* Task requirements *
Figure out how many lines of the material below contain the word "chevron". Answer with the number only.

* Material for the task *
* * * * *

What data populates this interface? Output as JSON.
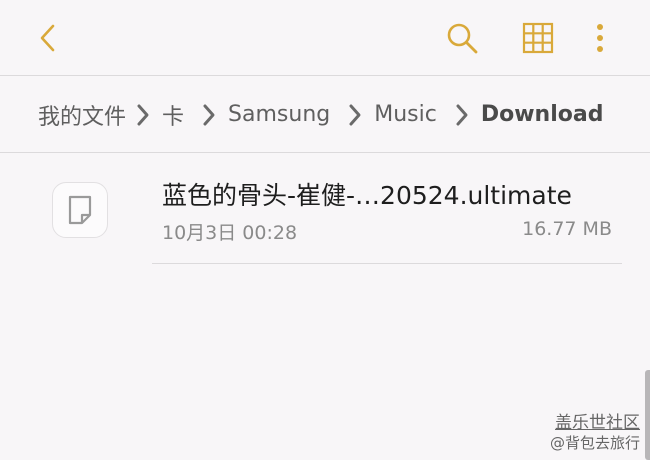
{
  "colors": {
    "accent": "#d9a93a",
    "chevron": "#6a6a6a"
  },
  "toolbar": {
    "back_icon": "chevron-left-icon",
    "search_icon": "search-icon",
    "grid_icon": "grid-view-icon",
    "more_icon": "more-vert-icon"
  },
  "breadcrumb": {
    "items": [
      "我的文件",
      "卡",
      "Samsung",
      "Music",
      "Download"
    ]
  },
  "files": [
    {
      "name": "蓝色的骨头-崔健-…20524.ultimate",
      "date": "10月3日 00:28",
      "size": "16.77 MB",
      "icon": "document-icon"
    }
  ],
  "watermark": {
    "line1": "盖乐世社区",
    "line2": "@背包去旅行"
  }
}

* * * * *

* Exercise answer *
2